#### Material provided

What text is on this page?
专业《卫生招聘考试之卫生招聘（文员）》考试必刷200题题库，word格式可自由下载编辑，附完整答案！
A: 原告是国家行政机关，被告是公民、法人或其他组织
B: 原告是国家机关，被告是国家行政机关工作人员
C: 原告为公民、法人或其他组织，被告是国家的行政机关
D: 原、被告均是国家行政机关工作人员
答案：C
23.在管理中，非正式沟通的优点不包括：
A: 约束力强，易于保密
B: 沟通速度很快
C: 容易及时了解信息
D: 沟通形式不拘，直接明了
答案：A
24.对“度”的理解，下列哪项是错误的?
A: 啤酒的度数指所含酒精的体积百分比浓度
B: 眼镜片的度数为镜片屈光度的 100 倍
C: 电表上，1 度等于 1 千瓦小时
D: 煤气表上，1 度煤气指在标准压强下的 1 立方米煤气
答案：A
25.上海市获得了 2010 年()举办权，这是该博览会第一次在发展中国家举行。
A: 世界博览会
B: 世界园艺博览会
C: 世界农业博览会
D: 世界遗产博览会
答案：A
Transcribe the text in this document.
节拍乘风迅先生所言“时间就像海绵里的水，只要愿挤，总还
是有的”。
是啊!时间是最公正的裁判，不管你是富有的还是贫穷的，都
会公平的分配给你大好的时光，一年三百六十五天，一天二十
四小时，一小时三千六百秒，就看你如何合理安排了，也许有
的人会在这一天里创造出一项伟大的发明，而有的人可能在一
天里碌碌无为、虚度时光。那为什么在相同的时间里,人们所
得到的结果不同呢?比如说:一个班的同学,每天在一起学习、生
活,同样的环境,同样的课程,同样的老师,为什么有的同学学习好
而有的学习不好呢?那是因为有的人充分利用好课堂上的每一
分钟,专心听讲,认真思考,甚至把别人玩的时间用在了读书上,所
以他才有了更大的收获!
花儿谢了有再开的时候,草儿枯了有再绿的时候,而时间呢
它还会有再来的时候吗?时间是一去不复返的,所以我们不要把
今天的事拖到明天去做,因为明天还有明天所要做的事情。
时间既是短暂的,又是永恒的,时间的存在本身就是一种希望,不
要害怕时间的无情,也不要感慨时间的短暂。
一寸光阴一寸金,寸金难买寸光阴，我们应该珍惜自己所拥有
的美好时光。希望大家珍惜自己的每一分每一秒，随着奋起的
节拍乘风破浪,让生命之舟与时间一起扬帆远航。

########

§ **Exercise aim**:
Repeat the lines above exactly.

§ **Complete answer**:
What text is on this page?
专业《卫生招聘考试之卫生招聘（文员）》考试必刷200题题库，word格式可自由下载编辑，附完整答案！
A: 原告是国家行政机关，被告是公民、法人或其他组织
B: 原告是国家机关，被告是国家行政机关工作人员
C: 原告为公民、法人或其他组织，被告是国家的行政机关
D: 原、被告均是国家行政机关工作人员
答案：C
23.在管理中，非正式沟通的优点不包括：
A: 约束力强，易于保密
B: 沟通速度很快
C: 容易及时了解信息
D: 沟通形式不拘，直接明了
答案：A
24.对“度”的理解，下列哪项是错误的?
A: 啤酒的度数指所含酒精的体积百分比浓度
B: 眼镜片的度数为镜片屈光度的 100 倍
C: 电表上，1 度等于 1 千瓦小时
D: 煤气表上，1 度煤气指在标准压强下的 1 立方米煤气
答案：A
25.上海市获得了 2010 年()举办权，这是该博览会第一次在发展中国家举行。
A: 世界博览会
B: 世界园艺博览会
C: 世界农业博览会
D: 世界遗产博览会
答案：A
Transcribe the text in this document.
节拍乘风迅先生所言“时间就像海绵里的水，只要愿挤，总还
是有的”。
是啊!时间是最公正的裁判，不管你是富有的还是贫穷的，都
会公平的分配给你大好的时光，一年三百六十五天，一天二十
四小时，一小时三千六百秒，就看你如何合理安排了，也许有
的人会在这一天里创造出一项伟大的发明，而有的人可能在一
天里碌碌无为、虚度时光。那为什么在相同的时间里,人们所
得到的结果不同呢?比如说:一个班的同学,每天在一起学习、生
活,同样的环境,同样的课程,同样的老师,为什么有的同学学习好
而有的学习不好呢?那是因为有的人充分利用好课堂上的每一
分钟,专心听讲,认真思考,甚至把别人玩的时间用在了读书上,所
以他才有了更大的收获!
花儿谢了有再开的时候,草儿枯了有再绿的时候,而时间呢
它还会有再来的时候吗?时间是一去不复返的,所以我们不要把
今天的事拖到明天去做,因为明天还有明天所要做的事情。
时间既是短暂的,又是永恒的,时间的存在本身就是一种希望,不
要害怕时间的无情,也不要感慨时间的短暂。
一寸光阴一寸金,寸金难买寸光阴，我们应该珍惜自己所拥有
的美好时光。希望大家珍惜自己的每一分每一秒，随着奋起的
节拍乘风破浪,让生命之舟与时间一起扬帆远航。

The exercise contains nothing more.